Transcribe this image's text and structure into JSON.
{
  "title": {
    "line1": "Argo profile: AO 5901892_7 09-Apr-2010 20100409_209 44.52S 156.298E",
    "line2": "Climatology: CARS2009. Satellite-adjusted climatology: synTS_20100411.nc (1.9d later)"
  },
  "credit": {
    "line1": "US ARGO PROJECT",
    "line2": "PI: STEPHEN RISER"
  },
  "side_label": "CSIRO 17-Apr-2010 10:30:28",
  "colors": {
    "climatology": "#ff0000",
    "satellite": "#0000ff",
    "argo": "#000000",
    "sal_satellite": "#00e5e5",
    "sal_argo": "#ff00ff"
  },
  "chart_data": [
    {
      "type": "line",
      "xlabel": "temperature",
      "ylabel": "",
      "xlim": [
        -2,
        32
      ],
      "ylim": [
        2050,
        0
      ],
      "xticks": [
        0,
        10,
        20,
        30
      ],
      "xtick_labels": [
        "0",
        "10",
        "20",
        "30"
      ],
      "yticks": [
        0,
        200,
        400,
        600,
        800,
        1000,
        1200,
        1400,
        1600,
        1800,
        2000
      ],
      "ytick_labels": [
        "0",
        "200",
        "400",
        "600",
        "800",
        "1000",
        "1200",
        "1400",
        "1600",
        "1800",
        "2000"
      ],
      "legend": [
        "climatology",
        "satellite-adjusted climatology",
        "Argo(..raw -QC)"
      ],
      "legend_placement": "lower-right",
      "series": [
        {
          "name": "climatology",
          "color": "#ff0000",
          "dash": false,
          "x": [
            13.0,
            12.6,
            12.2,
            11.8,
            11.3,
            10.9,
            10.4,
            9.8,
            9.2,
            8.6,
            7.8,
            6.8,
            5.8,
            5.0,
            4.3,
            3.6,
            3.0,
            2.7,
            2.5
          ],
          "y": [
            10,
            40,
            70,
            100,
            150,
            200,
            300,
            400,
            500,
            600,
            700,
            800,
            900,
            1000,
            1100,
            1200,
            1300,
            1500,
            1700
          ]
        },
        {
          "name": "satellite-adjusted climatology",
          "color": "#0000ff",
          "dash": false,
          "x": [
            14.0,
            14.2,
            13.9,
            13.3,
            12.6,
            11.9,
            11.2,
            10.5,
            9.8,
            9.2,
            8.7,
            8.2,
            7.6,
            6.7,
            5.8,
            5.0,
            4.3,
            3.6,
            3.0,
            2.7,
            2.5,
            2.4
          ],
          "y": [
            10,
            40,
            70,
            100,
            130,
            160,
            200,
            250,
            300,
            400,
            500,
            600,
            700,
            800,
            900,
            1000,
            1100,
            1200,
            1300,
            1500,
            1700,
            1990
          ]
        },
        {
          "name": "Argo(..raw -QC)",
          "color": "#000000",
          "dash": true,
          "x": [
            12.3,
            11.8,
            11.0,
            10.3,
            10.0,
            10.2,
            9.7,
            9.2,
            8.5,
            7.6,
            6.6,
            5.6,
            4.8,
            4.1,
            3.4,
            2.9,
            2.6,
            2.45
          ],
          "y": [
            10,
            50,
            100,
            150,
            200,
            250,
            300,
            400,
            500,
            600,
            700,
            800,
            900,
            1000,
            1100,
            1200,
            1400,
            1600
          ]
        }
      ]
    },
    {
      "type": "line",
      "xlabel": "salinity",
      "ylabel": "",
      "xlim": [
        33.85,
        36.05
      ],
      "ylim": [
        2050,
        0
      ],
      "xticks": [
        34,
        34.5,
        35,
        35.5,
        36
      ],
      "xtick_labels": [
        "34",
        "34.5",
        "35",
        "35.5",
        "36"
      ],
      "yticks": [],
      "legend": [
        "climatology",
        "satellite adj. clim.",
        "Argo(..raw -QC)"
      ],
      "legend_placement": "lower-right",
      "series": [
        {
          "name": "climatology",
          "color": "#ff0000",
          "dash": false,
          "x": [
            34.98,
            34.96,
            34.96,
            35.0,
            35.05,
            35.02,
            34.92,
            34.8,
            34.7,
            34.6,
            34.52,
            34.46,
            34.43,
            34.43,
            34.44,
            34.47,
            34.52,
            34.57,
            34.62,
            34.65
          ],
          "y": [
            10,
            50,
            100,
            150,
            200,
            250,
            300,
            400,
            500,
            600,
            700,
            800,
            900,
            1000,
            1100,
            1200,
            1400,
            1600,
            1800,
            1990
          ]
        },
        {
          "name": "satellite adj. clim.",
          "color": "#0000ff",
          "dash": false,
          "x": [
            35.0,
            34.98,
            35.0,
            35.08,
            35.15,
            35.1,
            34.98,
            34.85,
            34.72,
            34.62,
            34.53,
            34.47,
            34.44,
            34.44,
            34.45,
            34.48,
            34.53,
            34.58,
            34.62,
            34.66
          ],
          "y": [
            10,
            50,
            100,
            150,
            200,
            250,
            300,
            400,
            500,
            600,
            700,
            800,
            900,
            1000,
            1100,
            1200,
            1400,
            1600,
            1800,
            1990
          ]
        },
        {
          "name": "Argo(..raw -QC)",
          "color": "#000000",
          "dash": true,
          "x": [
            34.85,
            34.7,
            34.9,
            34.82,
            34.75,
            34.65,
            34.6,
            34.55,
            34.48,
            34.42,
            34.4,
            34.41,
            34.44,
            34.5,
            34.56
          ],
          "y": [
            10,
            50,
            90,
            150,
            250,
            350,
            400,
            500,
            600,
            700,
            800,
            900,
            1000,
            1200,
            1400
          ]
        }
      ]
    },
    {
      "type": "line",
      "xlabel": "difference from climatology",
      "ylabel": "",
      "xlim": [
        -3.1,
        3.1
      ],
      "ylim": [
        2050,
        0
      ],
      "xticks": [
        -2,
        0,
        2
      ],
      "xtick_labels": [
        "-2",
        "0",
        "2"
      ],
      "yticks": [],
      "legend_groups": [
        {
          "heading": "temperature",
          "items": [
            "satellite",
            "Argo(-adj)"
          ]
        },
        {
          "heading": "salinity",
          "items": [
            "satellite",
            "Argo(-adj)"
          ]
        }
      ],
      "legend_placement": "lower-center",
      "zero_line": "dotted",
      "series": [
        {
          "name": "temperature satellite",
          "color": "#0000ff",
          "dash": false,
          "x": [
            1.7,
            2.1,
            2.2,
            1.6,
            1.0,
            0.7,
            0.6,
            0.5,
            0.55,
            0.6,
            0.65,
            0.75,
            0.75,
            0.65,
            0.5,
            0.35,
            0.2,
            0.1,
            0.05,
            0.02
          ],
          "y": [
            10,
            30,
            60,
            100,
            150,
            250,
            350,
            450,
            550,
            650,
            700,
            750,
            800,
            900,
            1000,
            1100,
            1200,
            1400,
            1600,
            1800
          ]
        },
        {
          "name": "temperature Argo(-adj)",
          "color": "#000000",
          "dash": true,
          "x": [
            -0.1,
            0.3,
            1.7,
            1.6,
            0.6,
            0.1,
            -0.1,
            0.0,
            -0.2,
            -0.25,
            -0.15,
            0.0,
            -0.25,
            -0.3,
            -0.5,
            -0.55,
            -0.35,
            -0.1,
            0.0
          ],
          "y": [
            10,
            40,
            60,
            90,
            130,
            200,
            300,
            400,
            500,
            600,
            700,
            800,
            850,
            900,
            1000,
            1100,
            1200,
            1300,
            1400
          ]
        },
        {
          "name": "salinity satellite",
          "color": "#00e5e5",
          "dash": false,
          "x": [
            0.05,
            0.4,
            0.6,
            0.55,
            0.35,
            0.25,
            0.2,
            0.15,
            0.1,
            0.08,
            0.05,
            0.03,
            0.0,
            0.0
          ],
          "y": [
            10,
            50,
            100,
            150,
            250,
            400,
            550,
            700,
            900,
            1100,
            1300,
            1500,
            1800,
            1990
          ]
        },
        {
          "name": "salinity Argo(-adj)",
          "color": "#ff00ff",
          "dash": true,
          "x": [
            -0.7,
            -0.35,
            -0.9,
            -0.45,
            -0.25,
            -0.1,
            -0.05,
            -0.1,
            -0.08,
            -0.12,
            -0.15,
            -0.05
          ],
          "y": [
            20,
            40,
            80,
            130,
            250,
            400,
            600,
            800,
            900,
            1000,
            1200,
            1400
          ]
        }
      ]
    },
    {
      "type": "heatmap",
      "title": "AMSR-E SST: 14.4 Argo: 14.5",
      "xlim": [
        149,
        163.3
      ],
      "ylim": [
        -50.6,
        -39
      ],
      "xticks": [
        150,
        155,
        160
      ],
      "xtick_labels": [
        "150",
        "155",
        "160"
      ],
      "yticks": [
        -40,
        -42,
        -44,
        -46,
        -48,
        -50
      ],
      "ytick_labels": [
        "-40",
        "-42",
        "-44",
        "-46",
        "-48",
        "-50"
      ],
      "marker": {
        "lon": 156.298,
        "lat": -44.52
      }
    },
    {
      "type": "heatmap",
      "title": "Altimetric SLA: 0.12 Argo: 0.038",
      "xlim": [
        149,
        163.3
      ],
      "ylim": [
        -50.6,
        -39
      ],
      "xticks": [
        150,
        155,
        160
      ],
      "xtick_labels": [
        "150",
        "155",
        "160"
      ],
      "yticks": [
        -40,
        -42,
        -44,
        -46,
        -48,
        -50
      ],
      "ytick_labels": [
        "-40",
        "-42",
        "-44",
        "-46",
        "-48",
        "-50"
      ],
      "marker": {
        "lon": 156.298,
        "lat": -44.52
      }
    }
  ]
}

[Requirement]: Reproduce each line of the entries in which the word "title" is found.

[Result]:
  "title": {
      "title": "AMSR-E SST: 14.4 Argo: 14.5",
      "title": "Altimetric SLA: 0.12 Argo: 0.038",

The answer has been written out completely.